- What you should do:
Produce a verbatim transcription of the entries, with all pictures omitted.

- The records:
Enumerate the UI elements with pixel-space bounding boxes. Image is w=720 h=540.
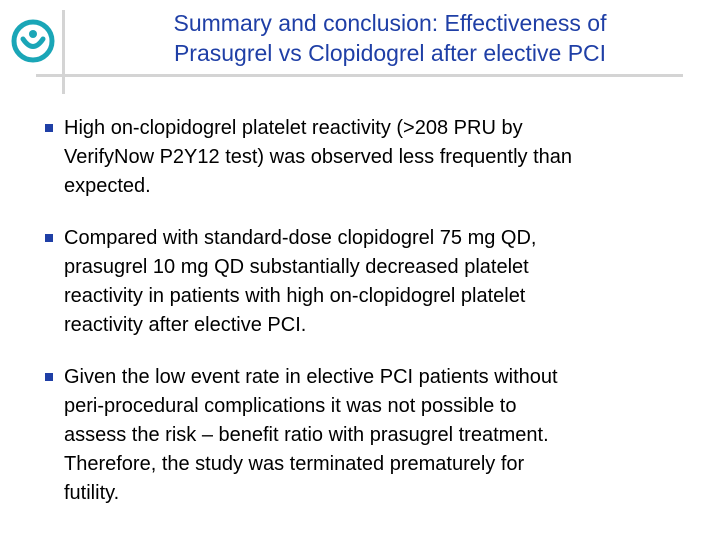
page-title-line: Summary and conclusion: Effectiveness of [173, 10, 607, 36]
bullet-text-line: futility. [64, 482, 120, 504]
bullet-text-line: prasugrel 10 mg QD substantially decreas… [64, 256, 529, 278]
bullet-item: High on-clopidogrel platelet reactivity … [44, 114, 694, 201]
bullet-text-line: Given the low event rate in elective PCI… [64, 366, 558, 388]
bullet-item: Given the low event rate in elective PCI… [44, 363, 694, 508]
square-bullet-icon [45, 373, 53, 381]
bullet-list: High on-clopidogrel platelet reactivity … [44, 114, 694, 531]
square-bullet-icon [45, 234, 53, 242]
bullet-text-line: High on-clopidogrel platelet reactivity … [64, 117, 523, 139]
header-horizontal-rule [36, 74, 683, 77]
bullet-text-line: reactivity in patients with high on-clop… [64, 285, 526, 307]
bullet-item: Compared with standard-dose clopidogrel … [44, 224, 694, 340]
bullet-text-line: Therefore, the study was terminated prem… [64, 453, 525, 475]
bullet-text-line: reactivity after elective PCI. [64, 314, 307, 336]
organization-logo-icon [10, 18, 56, 64]
header-vertical-rule [62, 10, 65, 94]
bullet-text-line: expected. [64, 175, 151, 197]
page-title-line: Prasugrel vs Clopidogrel after elective … [173, 40, 607, 66]
page-title: Summary and conclusion: Effectiveness of… [80, 8, 700, 68]
bullet-text-line: VerifyNow P2Y12 test) was observed less … [64, 146, 573, 168]
square-bullet-icon [45, 124, 53, 132]
bullet-text-line: peri-procedural complications it was not… [64, 395, 517, 417]
bullet-text-line: Compared with standard-dose clopidogrel … [64, 227, 537, 249]
bullet-text-line: assess the risk – benefit ratio with pra… [64, 424, 549, 446]
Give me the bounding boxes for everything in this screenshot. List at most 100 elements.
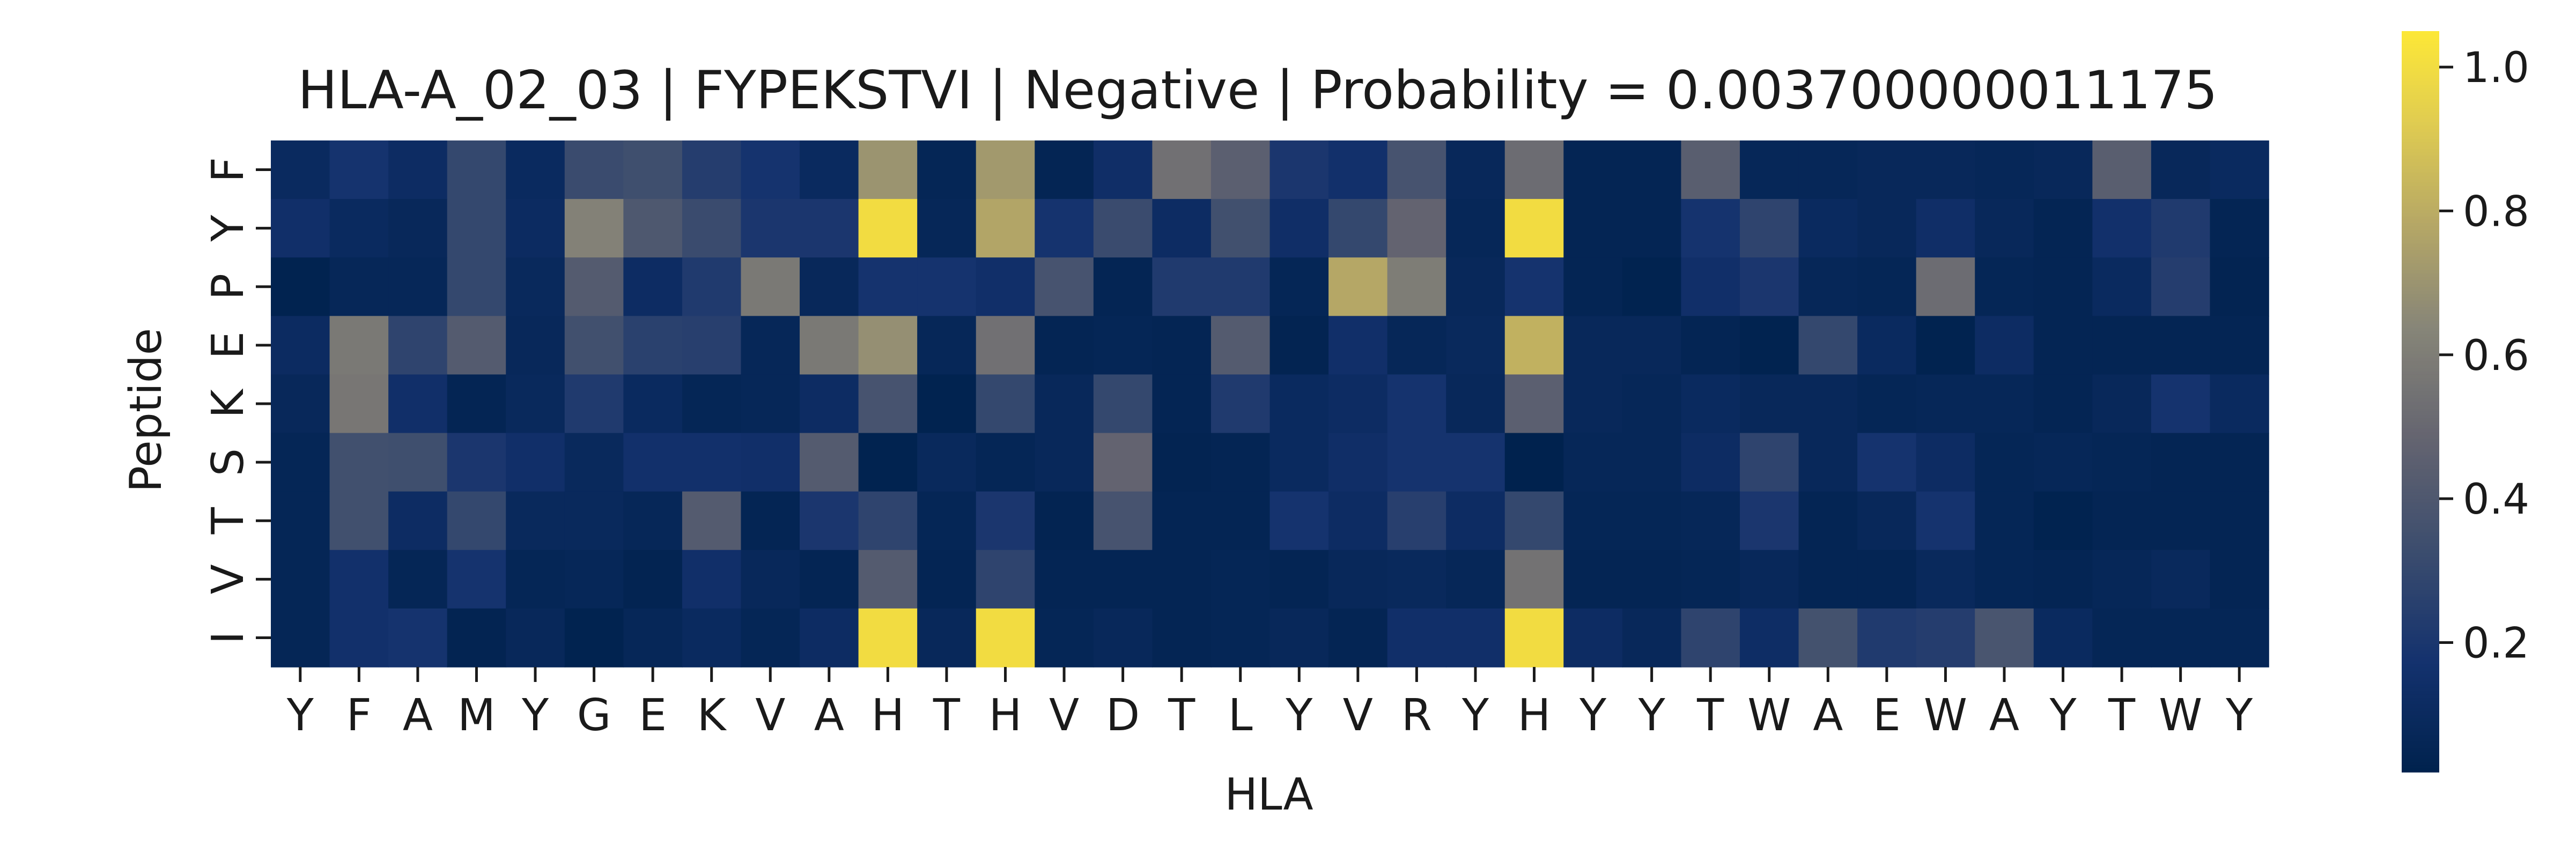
colorbar-segment <box>2402 290 2439 294</box>
heatmap-cell <box>2210 374 2269 434</box>
colorbar-segment <box>2402 303 2439 308</box>
heatmap-cell <box>800 257 859 317</box>
heatmap-cell <box>329 608 389 667</box>
y-tick-label: F <box>203 157 254 182</box>
heatmap-cell <box>917 199 977 258</box>
heatmap-cell <box>1504 257 1564 317</box>
colorbar-segment <box>2402 469 2439 473</box>
heatmap-cell <box>917 491 977 551</box>
heatmap-cell <box>1739 199 1799 258</box>
heatmap-cell <box>800 491 859 551</box>
colorbar-segment <box>2402 317 2439 322</box>
colorbar-segment <box>2402 641 2439 645</box>
heatmap-cell <box>447 199 507 258</box>
heatmap-cell <box>858 433 918 492</box>
colorbar-segment <box>2402 179 2439 183</box>
heatmap-cell <box>506 491 565 551</box>
colorbar-segment <box>2402 536 2439 540</box>
heatmap-cell <box>623 316 683 375</box>
heatmap-cell <box>506 199 565 258</box>
colorbar-segment <box>2402 731 2439 736</box>
colorbar-segment <box>2402 229 2439 234</box>
heatmap-cell <box>1387 491 1446 551</box>
heatmap-cell <box>858 550 918 609</box>
heatmap-cell <box>623 257 683 317</box>
heatmap-cell <box>2210 550 2269 609</box>
colorbar: 0.2 0.4 0.6 0.8 1.0 <box>2402 31 2529 773</box>
heatmap-cell <box>1857 433 1917 492</box>
heatmap-cell <box>1446 257 1505 317</box>
heatmap-cell <box>2210 433 2269 492</box>
colorbar-segment <box>2402 704 2439 709</box>
heatmap-cell <box>2092 374 2152 434</box>
colorbar-segment <box>2402 550 2439 554</box>
heatmap-cell <box>2151 550 2211 609</box>
heatmap-cell <box>1504 433 1564 492</box>
heatmap-cell <box>2092 140 2152 199</box>
heatmap-cell <box>2092 433 2152 492</box>
y-tick-label: S <box>203 448 254 476</box>
heatmap-cell <box>388 257 448 317</box>
heatmap-cell <box>506 550 565 609</box>
heatmap-cell <box>1035 316 1094 375</box>
heatmap-cell <box>800 199 859 258</box>
heatmap-cell <box>2151 257 2211 317</box>
heatmap-cell <box>1563 257 1623 317</box>
colorbar-segment <box>2402 570 2439 574</box>
colorbar-segment <box>2402 391 2439 396</box>
colorbar-segment <box>2402 654 2439 658</box>
x-tick-label: H <box>872 690 905 741</box>
heatmap-cell <box>1211 140 1271 199</box>
heatmap-cell <box>1328 316 1388 375</box>
x-tick-label: T <box>2108 690 2136 741</box>
heatmap-cell <box>1093 257 1153 317</box>
heatmap-cell <box>2092 199 2152 258</box>
y-tick-label: I <box>203 631 254 644</box>
colorbar-segment <box>2402 203 2439 207</box>
heatmap-cell <box>388 316 448 375</box>
heatmap-cell <box>682 199 742 258</box>
heatmap-cell <box>1504 491 1564 551</box>
colorbar-segment <box>2402 266 2439 271</box>
heatmap-cell <box>682 550 742 609</box>
colorbar-segment <box>2402 132 2439 136</box>
heatmap-cell <box>2033 608 2093 667</box>
heatmap-cell <box>1563 433 1623 492</box>
colorbar-segment <box>2402 556 2439 561</box>
x-tick-label: W <box>2159 690 2202 741</box>
colorbar-segment <box>2402 752 2439 756</box>
colorbar-segment <box>2402 513 2439 517</box>
heatmap-cell <box>623 140 683 199</box>
colorbar-segment <box>2402 85 2439 89</box>
x-tick-label: D <box>1106 690 1140 741</box>
heatmap-cell <box>564 316 624 375</box>
x-tick-label: A <box>403 690 433 741</box>
colorbar-segment <box>2402 395 2439 399</box>
heatmap-cell <box>1152 374 1212 434</box>
heatmap-cell <box>1739 608 1799 667</box>
y-axis-label: Peptide <box>121 328 172 492</box>
x-tick-label: K <box>697 690 727 741</box>
colorbar-segment <box>2402 691 2439 695</box>
heatmap-cell <box>1798 433 1858 492</box>
heatmap-cell <box>1622 550 1682 609</box>
heatmap-cell <box>1857 608 1917 667</box>
heatmap-cell <box>1328 199 1388 258</box>
heatmap-cell <box>1387 316 1446 375</box>
heatmap-cell <box>1504 140 1564 199</box>
heatmap-cell <box>800 374 859 434</box>
heatmap-cell <box>564 491 624 551</box>
colorbar-segment <box>2402 509 2439 514</box>
colorbar-segment <box>2402 768 2439 773</box>
colorbar-segment <box>2402 492 2439 496</box>
colorbar-segment <box>2402 324 2439 328</box>
colorbar-segment <box>2402 428 2439 433</box>
colorbar-segment <box>2402 610 2439 614</box>
x-tick-label: Y <box>1579 690 1607 741</box>
heatmap-cell <box>564 550 624 609</box>
colorbar-segment <box>2402 701 2439 706</box>
heatmap-cell <box>1504 550 1564 609</box>
heatmap-cell <box>564 608 624 667</box>
heatmap-cell <box>1975 140 2034 199</box>
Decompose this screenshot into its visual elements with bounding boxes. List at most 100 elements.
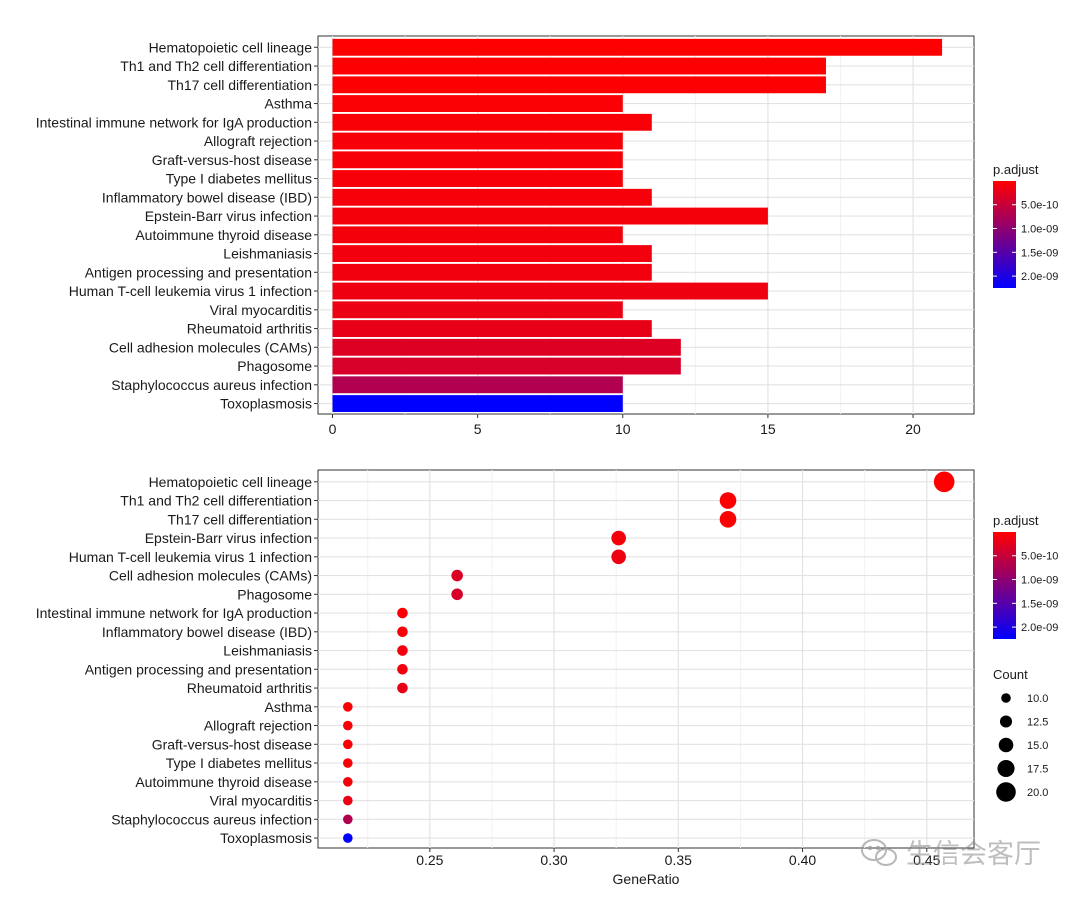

- Your solution:
Enumerate the UI elements with pixel-space bounding boxes. Image is w=720 h=540.
page-title-line: Summary and conclusion: Effectiveness of [173, 10, 607, 36]
bullet-text-line: futility. [64, 482, 120, 504]
bullet-text-line: prasugrel 10 mg QD substantially decreas… [64, 256, 529, 278]
bullet-item: High on-clopidogrel platelet reactivity … [44, 114, 694, 201]
bullet-text-line: Given the low event rate in elective PCI… [64, 366, 558, 388]
bullet-item: Given the low event rate in elective PCI… [44, 363, 694, 508]
square-bullet-icon [45, 373, 53, 381]
bullet-list: High on-clopidogrel platelet reactivity … [44, 114, 694, 531]
square-bullet-icon [45, 234, 53, 242]
bullet-text-line: High on-clopidogrel platelet reactivity … [64, 117, 523, 139]
header-horizontal-rule [36, 74, 683, 77]
bullet-text-line: reactivity in patients with high on-clop… [64, 285, 526, 307]
bullet-item: Compared with standard-dose clopidogrel … [44, 224, 694, 340]
bullet-text-line: Therefore, the study was terminated prem… [64, 453, 525, 475]
bullet-text-line: reactivity after elective PCI. [64, 314, 307, 336]
organization-logo-icon [10, 18, 56, 64]
header-vertical-rule [62, 10, 65, 94]
bullet-text-line: expected. [64, 175, 151, 197]
page-title-line: Prasugrel vs Clopidogrel after elective … [173, 40, 607, 66]
page-title: Summary and conclusion: Effectiveness of… [80, 8, 700, 68]
bullet-text-line: VerifyNow P2Y12 test) was observed less … [64, 146, 573, 168]
square-bullet-icon [45, 124, 53, 132]
bullet-text-line: peri-procedural complications it was not… [64, 395, 517, 417]
bullet-text-line: Compared with standard-dose clopidogrel … [64, 227, 537, 249]
bullet-text-line: assess the risk – benefit ratio with pra… [64, 424, 549, 446]
Give me the bounding boxes for everything in this screenshot. List at most 100 elements.
colorbar-segment <box>2402 290 2439 294</box>
heatmap-cell <box>2210 374 2269 434</box>
colorbar-segment <box>2402 303 2439 308</box>
heatmap-cell <box>800 257 859 317</box>
heatmap-cell <box>329 608 389 667</box>
y-tick-label: F <box>203 157 254 182</box>
heatmap-cell <box>917 199 977 258</box>
heatmap-cell <box>1504 257 1564 317</box>
colorbar-segment <box>2402 469 2439 473</box>
heatmap-cell <box>917 491 977 551</box>
heatmap-cell <box>1739 199 1799 258</box>
heatmap-cell <box>800 491 859 551</box>
colorbar-segment <box>2402 317 2439 322</box>
colorbar-segment <box>2402 641 2439 645</box>
heatmap-cell <box>447 199 507 258</box>
heatmap-cell <box>858 433 918 492</box>
colorbar-segment <box>2402 179 2439 183</box>
heatmap-cell <box>506 491 565 551</box>
colorbar-segment <box>2402 536 2439 540</box>
heatmap-cell <box>623 316 683 375</box>
heatmap-cell <box>506 199 565 258</box>
colorbar-segment <box>2402 731 2439 736</box>
colorbar-segment <box>2402 229 2439 234</box>
heatmap-cell <box>1387 491 1446 551</box>
heatmap-cell <box>858 550 918 609</box>
heatmap-cell <box>623 257 683 317</box>
heatmap-cell <box>2210 550 2269 609</box>
colorbar: 0.2 0.4 0.6 0.8 1.0 <box>2402 31 2529 773</box>
heatmap-cell <box>1857 433 1917 492</box>
heatmap-cell <box>1446 257 1505 317</box>
heatmap-cell <box>2210 433 2269 492</box>
colorbar-segment <box>2402 704 2439 709</box>
heatmap-cell <box>2092 374 2152 434</box>
colorbar-segment <box>2402 550 2439 554</box>
heatmap-cell <box>2151 550 2211 609</box>
heatmap-cell <box>1504 433 1564 492</box>
heatmap-cell <box>2092 140 2152 199</box>
heatmap-cell <box>2092 433 2152 492</box>
y-tick-label: S <box>203 448 254 476</box>
heatmap-cell <box>388 257 448 317</box>
heatmap-cell <box>506 550 565 609</box>
heatmap-cell <box>1035 316 1094 375</box>
heatmap-cell <box>800 199 859 258</box>
heatmap-cell <box>2151 257 2211 317</box>
heatmap-cell <box>1563 257 1623 317</box>
colorbar-segment <box>2402 570 2439 574</box>
colorbar-segment <box>2402 391 2439 396</box>
colorbar-segment <box>2402 654 2439 658</box>
x-tick-label: H <box>872 690 905 741</box>
heatmap-cell <box>1211 140 1271 199</box>
heatmap-cell <box>1328 316 1388 375</box>
x-tick-label: T <box>2108 690 2136 741</box>
heatmap-cell <box>1093 257 1153 317</box>
heatmap-cell <box>2092 199 2152 258</box>
y-tick-label: I <box>203 631 254 644</box>
colorbar-segment <box>2402 203 2439 207</box>
heatmap-cell <box>388 316 448 375</box>
heatmap-cell <box>682 199 742 258</box>
heatmap-cell <box>1504 491 1564 551</box>
colorbar-segment <box>2402 266 2439 271</box>
heatmap-cell <box>682 550 742 609</box>
colorbar-segment <box>2402 132 2439 136</box>
heatmap-cell <box>2033 608 2093 667</box>
heatmap-cell <box>1563 433 1623 492</box>
colorbar-segment <box>2402 556 2439 561</box>
x-tick-label: W <box>2159 690 2202 741</box>
colorbar-segment <box>2402 752 2439 756</box>
colorbar-segment <box>2402 513 2439 517</box>
heatmap-cell <box>623 140 683 199</box>
colorbar-segment <box>2402 85 2439 89</box>
x-tick-label: D <box>1106 690 1140 741</box>
heatmap-cell <box>564 316 624 375</box>
x-tick-label: A <box>403 690 433 741</box>
colorbar-segment <box>2402 395 2439 399</box>
heatmap-cell <box>1152 374 1212 434</box>
heatmap-cell <box>1739 608 1799 667</box>
y-axis-label: Peptide <box>121 328 172 492</box>
x-tick-label: K <box>697 690 727 741</box>
colorbar-segment <box>2402 691 2439 695</box>
heatmap-cell <box>1798 433 1858 492</box>
heatmap-cell <box>1622 550 1682 609</box>
heatmap-cell <box>1857 608 1917 667</box>
heatmap-cell <box>1328 199 1388 258</box>
heatmap-cell <box>1387 316 1446 375</box>
heatmap-cell <box>1504 140 1564 199</box>
heatmap-cell <box>800 374 859 434</box>
heatmap-cell <box>564 491 624 551</box>
colorbar-segment <box>2402 509 2439 514</box>
colorbar-segment <box>2402 768 2439 773</box>
colorbar-segment <box>2402 492 2439 496</box>
colorbar-segment <box>2402 324 2439 328</box>
colorbar-segment <box>2402 428 2439 433</box>
colorbar-segment <box>2402 610 2439 614</box>
x-tick-label: Y <box>1579 690 1607 741</box>
heatmap-cell <box>564 550 624 609</box>
colorbar-segment <box>2402 701 2439 706</box>
heatmap-cell <box>1504 550 1564 609</box>
heatmap-cell <box>564 608 624 667</box>
heatmap-cell <box>1975 140 2034 199</box>
Decompose this screenshot into its visual elements with bounding boxes. List at most 100 elements.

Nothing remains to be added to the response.